### GOAL
Copy the material below, changing "UI elements" to "interface components" and leaving everything else untouched.

### DATASET
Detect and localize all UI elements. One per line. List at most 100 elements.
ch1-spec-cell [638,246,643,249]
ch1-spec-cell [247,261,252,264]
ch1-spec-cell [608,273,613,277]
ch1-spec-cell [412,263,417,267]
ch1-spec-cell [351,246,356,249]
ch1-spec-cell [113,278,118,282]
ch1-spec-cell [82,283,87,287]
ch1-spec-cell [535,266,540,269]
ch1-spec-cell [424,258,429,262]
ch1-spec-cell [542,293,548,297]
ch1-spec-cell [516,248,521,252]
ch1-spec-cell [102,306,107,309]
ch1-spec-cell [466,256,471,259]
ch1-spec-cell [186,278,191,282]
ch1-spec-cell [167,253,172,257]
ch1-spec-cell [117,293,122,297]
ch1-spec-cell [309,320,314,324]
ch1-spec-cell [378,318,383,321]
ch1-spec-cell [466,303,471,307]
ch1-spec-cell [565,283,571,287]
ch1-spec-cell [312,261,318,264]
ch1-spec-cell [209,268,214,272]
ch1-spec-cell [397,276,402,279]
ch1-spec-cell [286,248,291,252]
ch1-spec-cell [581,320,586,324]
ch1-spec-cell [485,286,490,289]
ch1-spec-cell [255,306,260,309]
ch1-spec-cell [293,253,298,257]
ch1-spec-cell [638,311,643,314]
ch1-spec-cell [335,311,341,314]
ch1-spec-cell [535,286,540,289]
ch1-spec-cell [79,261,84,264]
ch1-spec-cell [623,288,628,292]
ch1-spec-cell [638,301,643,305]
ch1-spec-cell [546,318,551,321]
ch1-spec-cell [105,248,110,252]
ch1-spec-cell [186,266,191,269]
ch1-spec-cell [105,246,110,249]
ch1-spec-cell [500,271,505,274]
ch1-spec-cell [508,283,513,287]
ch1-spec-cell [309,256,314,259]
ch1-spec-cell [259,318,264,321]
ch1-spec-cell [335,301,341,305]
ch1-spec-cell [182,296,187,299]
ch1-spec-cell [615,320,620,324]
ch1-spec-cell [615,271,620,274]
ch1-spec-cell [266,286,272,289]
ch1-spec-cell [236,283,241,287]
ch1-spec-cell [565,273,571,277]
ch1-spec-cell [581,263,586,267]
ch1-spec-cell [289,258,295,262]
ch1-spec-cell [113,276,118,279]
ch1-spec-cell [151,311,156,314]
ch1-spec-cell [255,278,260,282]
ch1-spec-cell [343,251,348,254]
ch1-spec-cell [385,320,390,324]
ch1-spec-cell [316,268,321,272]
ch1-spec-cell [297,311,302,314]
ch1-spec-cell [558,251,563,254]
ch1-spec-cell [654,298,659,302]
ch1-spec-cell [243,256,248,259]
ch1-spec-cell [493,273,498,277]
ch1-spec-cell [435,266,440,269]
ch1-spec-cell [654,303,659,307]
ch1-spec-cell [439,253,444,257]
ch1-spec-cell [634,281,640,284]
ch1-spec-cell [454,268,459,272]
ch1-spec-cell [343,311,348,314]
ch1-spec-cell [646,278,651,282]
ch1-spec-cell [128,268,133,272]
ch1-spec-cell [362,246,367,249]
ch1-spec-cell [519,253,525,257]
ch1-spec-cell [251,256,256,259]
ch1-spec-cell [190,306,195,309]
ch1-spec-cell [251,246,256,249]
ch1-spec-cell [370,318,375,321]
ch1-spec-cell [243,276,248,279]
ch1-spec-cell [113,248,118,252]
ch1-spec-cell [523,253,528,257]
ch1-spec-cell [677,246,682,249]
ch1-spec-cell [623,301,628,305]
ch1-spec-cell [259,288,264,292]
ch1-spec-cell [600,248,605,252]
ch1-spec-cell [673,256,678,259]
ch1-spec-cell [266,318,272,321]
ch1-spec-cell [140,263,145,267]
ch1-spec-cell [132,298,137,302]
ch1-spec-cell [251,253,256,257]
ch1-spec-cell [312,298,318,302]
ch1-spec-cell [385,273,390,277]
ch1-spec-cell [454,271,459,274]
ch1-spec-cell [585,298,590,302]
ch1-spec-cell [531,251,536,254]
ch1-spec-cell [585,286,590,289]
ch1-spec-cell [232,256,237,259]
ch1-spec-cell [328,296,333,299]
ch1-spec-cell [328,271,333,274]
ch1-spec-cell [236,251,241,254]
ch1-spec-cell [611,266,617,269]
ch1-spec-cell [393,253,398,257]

### SOLUTION
Detect and localize all interface components. One per line. List at most 100 elements.
ch1-spec-cell [638,246,643,249]
ch1-spec-cell [247,261,252,264]
ch1-spec-cell [608,273,613,277]
ch1-spec-cell [412,263,417,267]
ch1-spec-cell [351,246,356,249]
ch1-spec-cell [113,278,118,282]
ch1-spec-cell [82,283,87,287]
ch1-spec-cell [535,266,540,269]
ch1-spec-cell [424,258,429,262]
ch1-spec-cell [542,293,548,297]
ch1-spec-cell [516,248,521,252]
ch1-spec-cell [102,306,107,309]
ch1-spec-cell [466,256,471,259]
ch1-spec-cell [186,278,191,282]
ch1-spec-cell [167,253,172,257]
ch1-spec-cell [117,293,122,297]
ch1-spec-cell [309,320,314,324]
ch1-spec-cell [378,318,383,321]
ch1-spec-cell [466,303,471,307]
ch1-spec-cell [565,283,571,287]
ch1-spec-cell [312,261,318,264]
ch1-spec-cell [209,268,214,272]
ch1-spec-cell [397,276,402,279]
ch1-spec-cell [286,248,291,252]
ch1-spec-cell [581,320,586,324]
ch1-spec-cell [485,286,490,289]
ch1-spec-cell [255,306,260,309]
ch1-spec-cell [293,253,298,257]
ch1-spec-cell [638,311,643,314]
ch1-spec-cell [335,311,341,314]
ch1-spec-cell [535,286,540,289]
ch1-spec-cell [79,261,84,264]
ch1-spec-cell [623,288,628,292]
ch1-spec-cell [638,301,643,305]
ch1-spec-cell [546,318,551,321]
ch1-spec-cell [105,248,110,252]
ch1-spec-cell [186,266,191,269]
ch1-spec-cell [105,246,110,249]
ch1-spec-cell [500,271,505,274]
ch1-spec-cell [508,283,513,287]
ch1-spec-cell [309,256,314,259]
ch1-spec-cell [259,318,264,321]
ch1-spec-cell [335,301,341,305]
ch1-spec-cell [182,296,187,299]
ch1-spec-cell [615,320,620,324]
ch1-spec-cell [615,271,620,274]
ch1-spec-cell [266,286,272,289]
ch1-spec-cell [236,283,241,287]
ch1-spec-cell [565,273,571,277]
ch1-spec-cell [581,263,586,267]
ch1-spec-cell [289,258,295,262]
ch1-spec-cell [113,276,118,279]
ch1-spec-cell [151,311,156,314]
ch1-spec-cell [255,278,260,282]
ch1-spec-cell [343,251,348,254]
ch1-spec-cell [385,320,390,324]
ch1-spec-cell [316,268,321,272]
ch1-spec-cell [297,311,302,314]
ch1-spec-cell [558,251,563,254]
ch1-spec-cell [654,298,659,302]
ch1-spec-cell [243,256,248,259]
ch1-spec-cell [493,273,498,277]
ch1-spec-cell [435,266,440,269]
ch1-spec-cell [654,303,659,307]
ch1-spec-cell [439,253,444,257]
ch1-spec-cell [634,281,640,284]
ch1-spec-cell [454,268,459,272]
ch1-spec-cell [343,311,348,314]
ch1-spec-cell [646,278,651,282]
ch1-spec-cell [128,268,133,272]
ch1-spec-cell [362,246,367,249]
ch1-spec-cell [519,253,525,257]
ch1-spec-cell [251,256,256,259]
ch1-spec-cell [190,306,195,309]
ch1-spec-cell [251,246,256,249]
ch1-spec-cell [370,318,375,321]
ch1-spec-cell [243,276,248,279]
ch1-spec-cell [113,248,118,252]
ch1-spec-cell [523,253,528,257]
ch1-spec-cell [677,246,682,249]
ch1-spec-cell [623,301,628,305]
ch1-spec-cell [259,288,264,292]
ch1-spec-cell [600,248,605,252]
ch1-spec-cell [673,256,678,259]
ch1-spec-cell [266,318,272,321]
ch1-spec-cell [140,263,145,267]
ch1-spec-cell [132,298,137,302]
ch1-spec-cell [251,253,256,257]
ch1-spec-cell [312,298,318,302]
ch1-spec-cell [385,273,390,277]
ch1-spec-cell [454,271,459,274]
ch1-spec-cell [585,298,590,302]
ch1-spec-cell [531,251,536,254]
ch1-spec-cell [585,286,590,289]
ch1-spec-cell [232,256,237,259]
ch1-spec-cell [328,296,333,299]
ch1-spec-cell [328,271,333,274]
ch1-spec-cell [236,251,241,254]
ch1-spec-cell [611,266,617,269]
ch1-spec-cell [393,253,398,257]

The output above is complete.